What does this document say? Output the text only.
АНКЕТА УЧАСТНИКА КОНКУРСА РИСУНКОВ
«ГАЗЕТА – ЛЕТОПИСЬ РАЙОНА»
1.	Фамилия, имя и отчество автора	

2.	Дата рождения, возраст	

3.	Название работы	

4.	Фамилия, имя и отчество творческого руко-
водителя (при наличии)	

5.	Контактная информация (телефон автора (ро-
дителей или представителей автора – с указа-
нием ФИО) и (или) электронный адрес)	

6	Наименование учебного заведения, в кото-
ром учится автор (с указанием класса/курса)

Work required. Each line of the material should be echoed exactly.

Answer.
What does this document say? Output the text only.
АНКЕТА УЧАСТНИКА КОНКУРСА РИСУНКОВ
«ГАЗЕТА – ЛЕТОПИСЬ РАЙОНА»
1.	Фамилия, имя и отчество автора	

2.	Дата рождения, возраст	

3.	Название работы	

4.	Фамилия, имя и отчество творческого руко-
водителя (при наличии)	

5.	Контактная информация (телефон автора (ро-
дителей или представителей автора – с указа-
нием ФИО) и (или) электронный адрес)	

6	Наименование учебного заведения, в кото-
ром учится автор (с указанием класса/курса)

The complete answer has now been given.